> **Brief**: Skip the pictures. Transcribe the rest of the data below without changing a word.

> **Data for processing**:
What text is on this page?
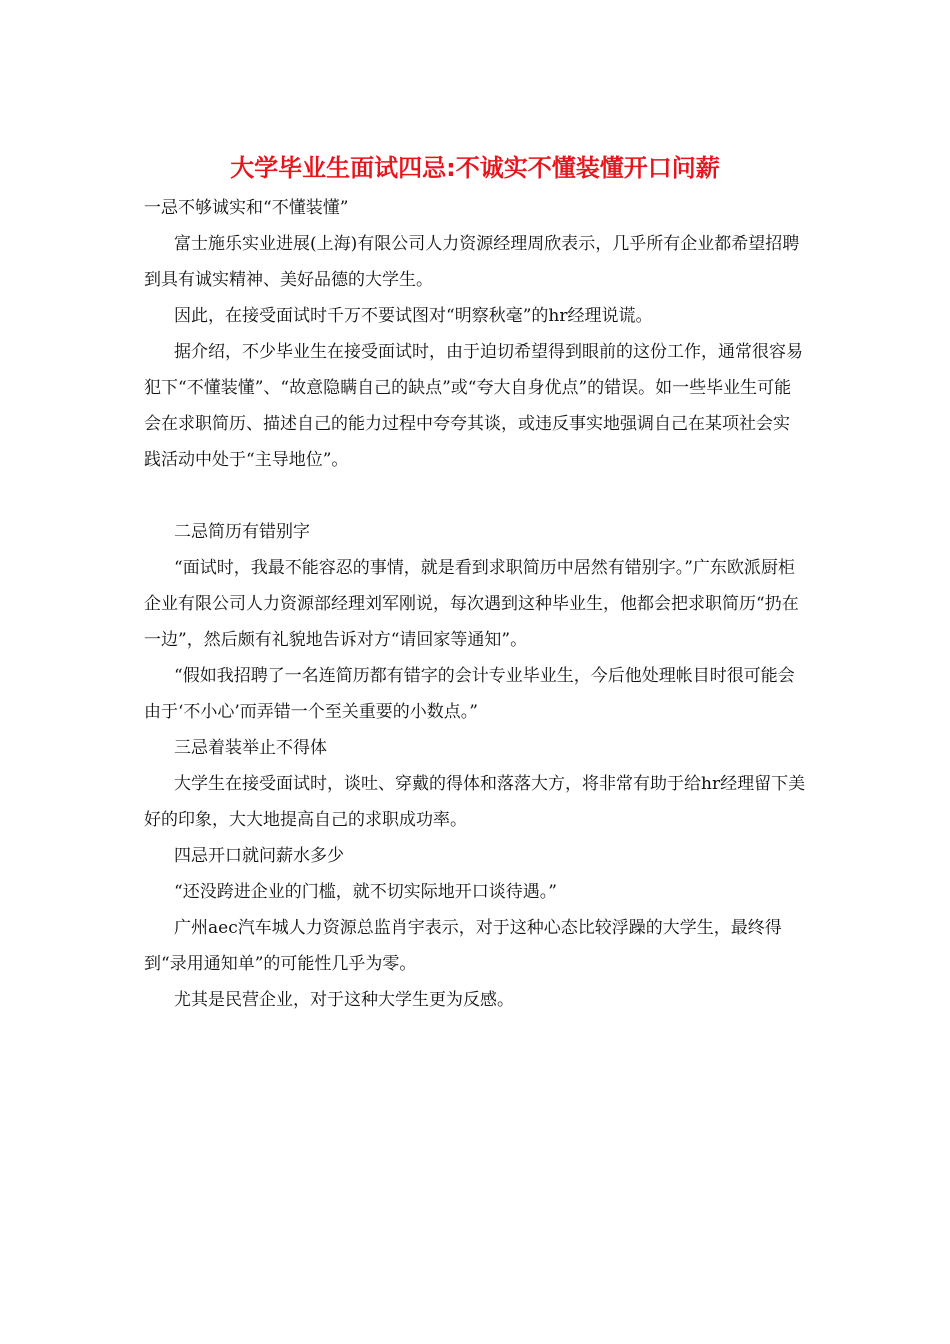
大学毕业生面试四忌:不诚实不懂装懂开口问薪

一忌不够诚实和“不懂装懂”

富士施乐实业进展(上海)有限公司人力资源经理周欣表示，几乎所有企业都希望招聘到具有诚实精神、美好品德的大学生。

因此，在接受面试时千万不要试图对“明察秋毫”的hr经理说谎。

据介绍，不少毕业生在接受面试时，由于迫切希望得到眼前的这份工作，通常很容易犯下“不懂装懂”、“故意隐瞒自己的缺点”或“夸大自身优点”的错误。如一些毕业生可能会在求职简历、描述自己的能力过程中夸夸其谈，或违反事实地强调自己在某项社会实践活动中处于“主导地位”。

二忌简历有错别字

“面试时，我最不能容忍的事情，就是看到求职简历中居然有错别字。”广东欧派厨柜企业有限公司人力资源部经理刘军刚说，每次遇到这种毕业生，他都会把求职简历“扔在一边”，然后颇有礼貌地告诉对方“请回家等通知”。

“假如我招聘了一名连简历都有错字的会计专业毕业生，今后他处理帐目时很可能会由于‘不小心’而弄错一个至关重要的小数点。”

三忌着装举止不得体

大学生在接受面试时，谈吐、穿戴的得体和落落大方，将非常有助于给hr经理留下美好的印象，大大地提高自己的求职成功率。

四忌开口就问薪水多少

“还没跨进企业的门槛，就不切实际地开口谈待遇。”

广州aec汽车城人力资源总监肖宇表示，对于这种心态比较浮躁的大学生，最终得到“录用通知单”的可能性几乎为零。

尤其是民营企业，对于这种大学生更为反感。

> **Response**:
What text is on this page?
大学毕业生面试四忌:不诚实不懂装懂开口问薪

一忌不够诚实和“不懂装懂”

富士施乐实业进展(上海)有限公司人力资源经理周欣表示，几乎所有企业都希望招聘到具有诚实精神、美好品德的大学生。

因此，在接受面试时千万不要试图对“明察秋毫”的hr经理说谎。

据介绍，不少毕业生在接受面试时，由于迫切希望得到眼前的这份工作，通常很容易犯下“不懂装懂”、“故意隐瞒自己的缺点”或“夸大自身优点”的错误。如一些毕业生可能会在求职简历、描述自己的能力过程中夸夸其谈，或违反事实地强调自己在某项社会实践活动中处于“主导地位”。

二忌简历有错别字

“面试时，我最不能容忍的事情，就是看到求职简历中居然有错别字。”广东欧派厨柜企业有限公司人力资源部经理刘军刚说，每次遇到这种毕业生，他都会把求职简历“扔在一边”，然后颇有礼貌地告诉对方“请回家等通知”。

“假如我招聘了一名连简历都有错字的会计专业毕业生，今后他处理帐目时很可能会由于‘不小心’而弄错一个至关重要的小数点。”

三忌着装举止不得体

大学生在接受面试时，谈吐、穿戴的得体和落落大方，将非常有助于给hr经理留下美好的印象，大大地提高自己的求职成功率。

四忌开口就问薪水多少

“还没跨进企业的门槛，就不切实际地开口谈待遇。”

广州aec汽车城人力资源总监肖宇表示，对于这种心态比较浮躁的大学生，最终得到“录用通知单”的可能性几乎为零。

尤其是民营企业，对于这种大学生更为反感。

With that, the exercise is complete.